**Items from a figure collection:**
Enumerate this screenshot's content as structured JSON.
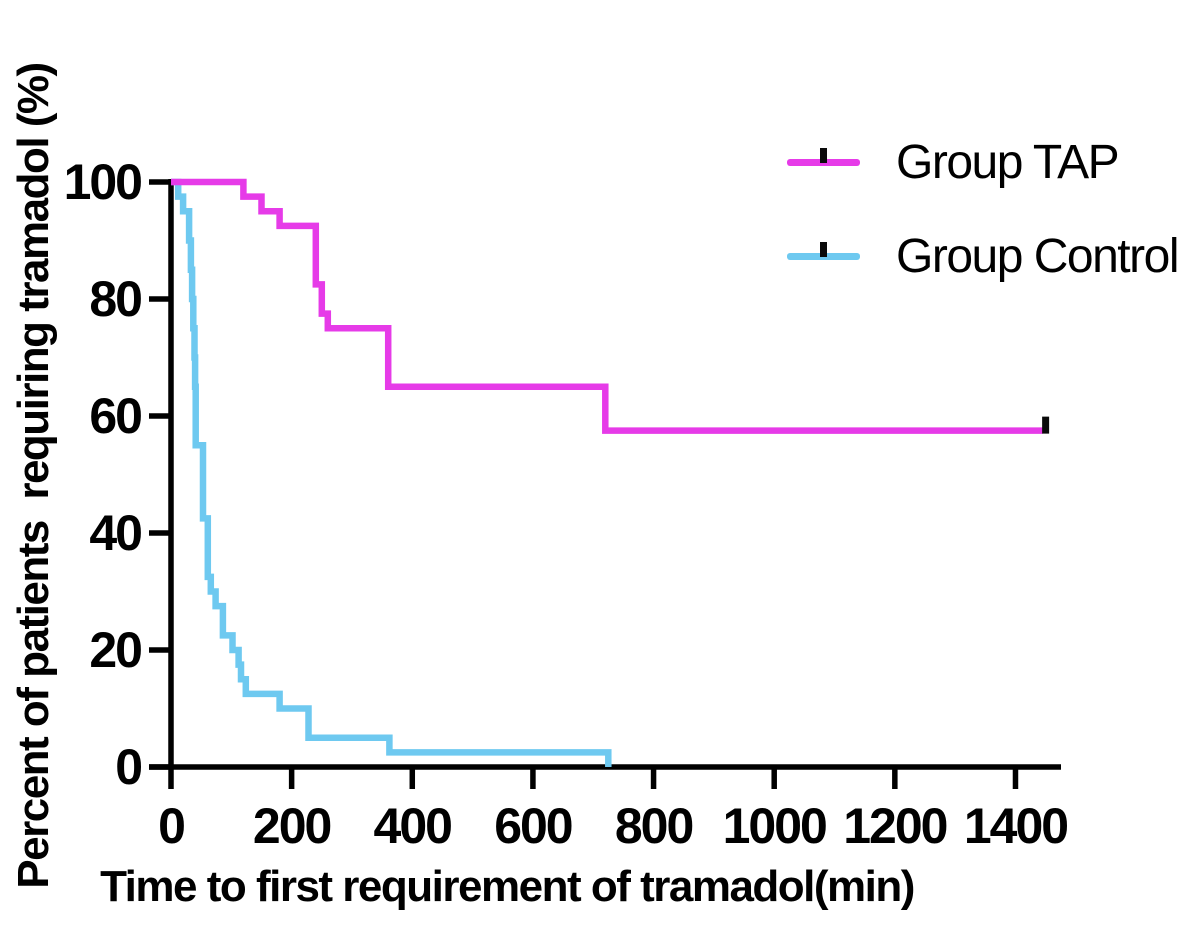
{
  "figure": {
    "background": "#FFFFFF",
    "axis_color": "#000000",
    "text_color": "#000000"
  },
  "legend": {
    "position": "top-right",
    "items": [
      {
        "label": "Group TAP",
        "color": "#E63BE8",
        "marker": "censor-tick"
      },
      {
        "label": "Group Control",
        "color": "#6EC9F0",
        "marker": "censor-tick"
      }
    ]
  },
  "chart_data": {
    "type": "line",
    "subtype": "kaplan-meier-step",
    "title": "",
    "xlabel": "Time to first requirement of tramadol(min)",
    "ylabel": "Percent of patients  requiring tramadol (%)",
    "xlim": [
      0,
      1475
    ],
    "ylim": [
      0,
      100
    ],
    "x_ticks": [
      0,
      200,
      400,
      600,
      800,
      1000,
      1200,
      1400
    ],
    "y_ticks": [
      100,
      80,
      60,
      40,
      20,
      0
    ],
    "grid": false,
    "legend_position": "top-right",
    "series": [
      {
        "name": "Group TAP",
        "color": "#E63BE8",
        "steps": [
          [
            0,
            100
          ],
          [
            120,
            97.5
          ],
          [
            150,
            95
          ],
          [
            180,
            92.5
          ],
          [
            240,
            82.5
          ],
          [
            250,
            77.5
          ],
          [
            260,
            75
          ],
          [
            360,
            65
          ],
          [
            720,
            57.5
          ]
        ],
        "end_time": 1445,
        "censor_marks": [
          [
            1445,
            57.5
          ]
        ]
      },
      {
        "name": "Group Control",
        "color": "#6EC9F0",
        "steps": [
          [
            0,
            100
          ],
          [
            12,
            97.5
          ],
          [
            20,
            95
          ],
          [
            30,
            90
          ],
          [
            33,
            85
          ],
          [
            35,
            80
          ],
          [
            37,
            75
          ],
          [
            39,
            70
          ],
          [
            40,
            65
          ],
          [
            41,
            55
          ],
          [
            53,
            42.5
          ],
          [
            61,
            32.5
          ],
          [
            66,
            30
          ],
          [
            74,
            27.5
          ],
          [
            86,
            22.5
          ],
          [
            102,
            20
          ],
          [
            112,
            17.5
          ],
          [
            116,
            15
          ],
          [
            124,
            12.5
          ],
          [
            180,
            10
          ],
          [
            228,
            5
          ],
          [
            362,
            2.5
          ],
          [
            725,
            0
          ]
        ],
        "end_time": 725,
        "censor_marks": []
      }
    ]
  }
}
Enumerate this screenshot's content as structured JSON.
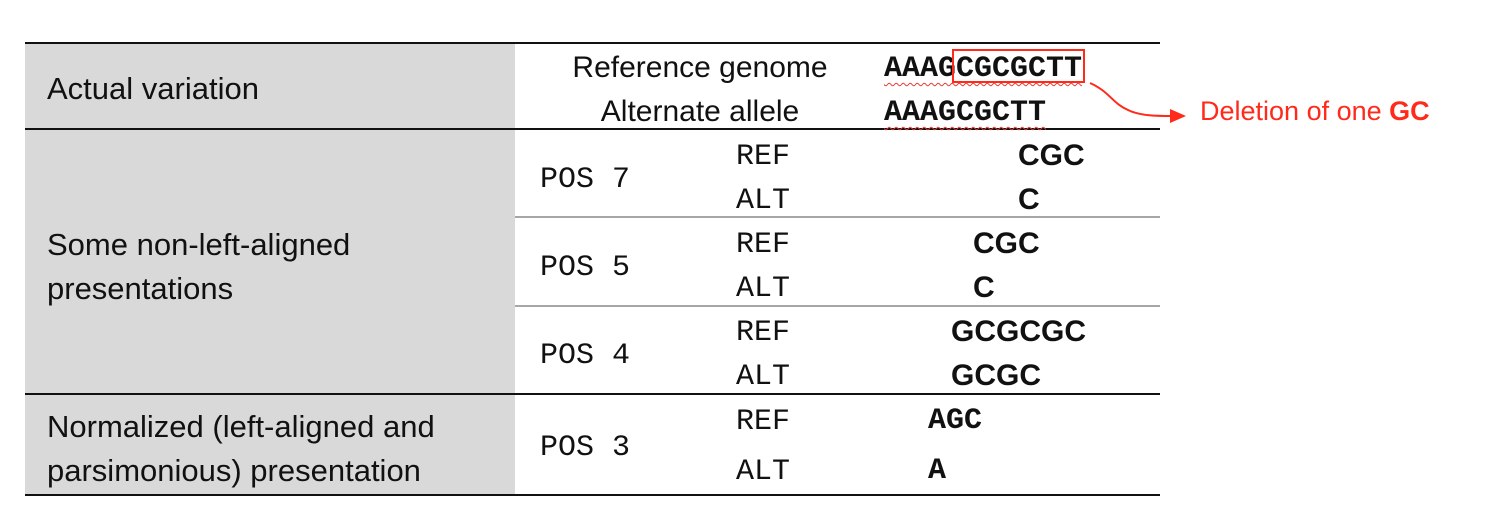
{
  "actual_variation": {
    "label": "Actual variation",
    "reference_label": "Reference genome",
    "alternate_label": "Alternate allele",
    "reference_seq": "AAAGCGCGCTT",
    "alternate_seq": "AAAGCGCTT",
    "annotation_text": "Deletion of one ",
    "annotation_bold": "GC"
  },
  "non_left_aligned": {
    "label": "Some non-left-aligned presentations",
    "rows": [
      {
        "pos": "POS 7",
        "ref_key": "REF",
        "alt_key": "ALT",
        "ref": "CGC",
        "alt": "C"
      },
      {
        "pos": "POS 5",
        "ref_key": "REF",
        "alt_key": "ALT",
        "ref": "CGC",
        "alt": "C"
      },
      {
        "pos": "POS 4",
        "ref_key": "REF",
        "alt_key": "ALT",
        "ref": "GCGCGC",
        "alt": "GCGC"
      }
    ]
  },
  "normalized": {
    "label": "Normalized (left-aligned and parsimonious) presentation",
    "row": {
      "pos": "POS 3",
      "ref_key": "REF",
      "alt_key": "ALT",
      "ref": "AGC",
      "alt": "A"
    }
  },
  "colors": {
    "annotation": "#ff2a1a",
    "shade": "#d9d9d9"
  }
}
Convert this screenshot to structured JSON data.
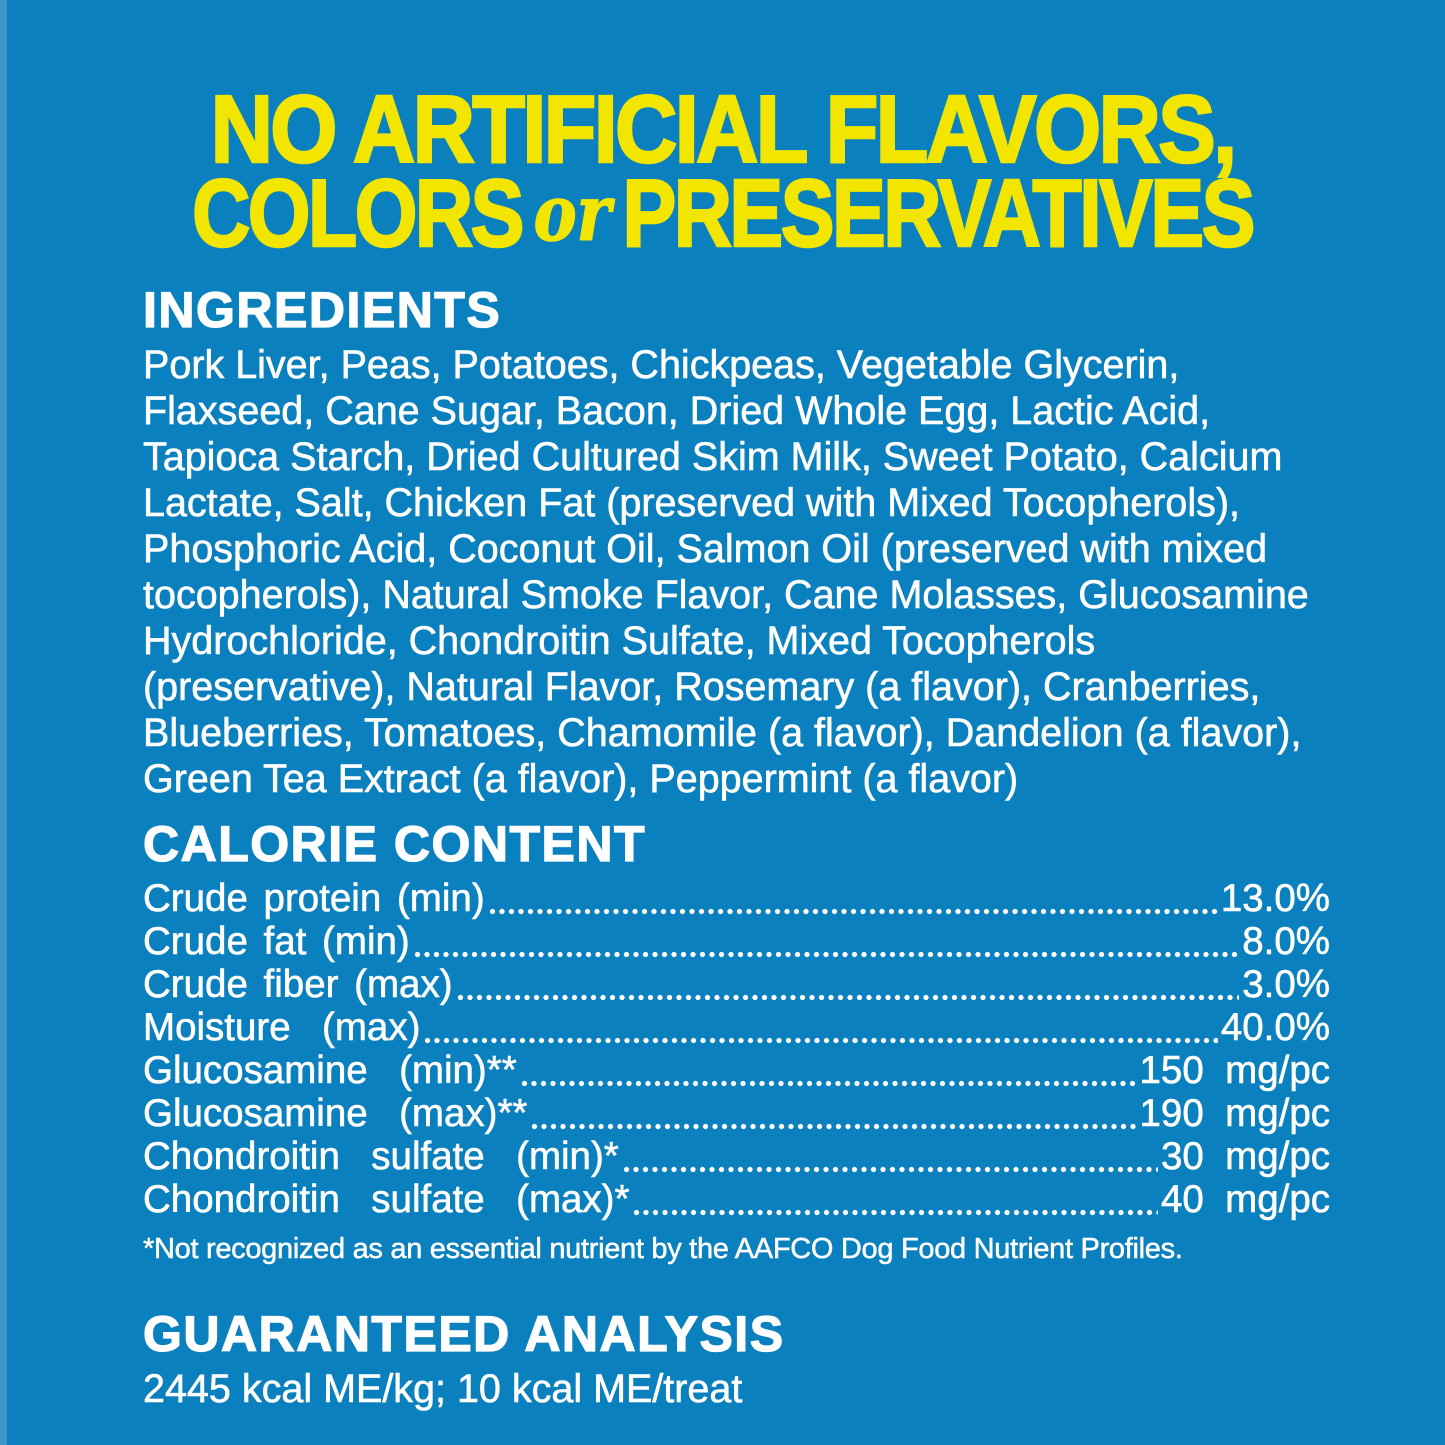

**Exercise objective:** Gather and copy every line of the data in which the string "right" is found.

**Answer:**
    "position": "top-right",
    "legend_position": "top-right",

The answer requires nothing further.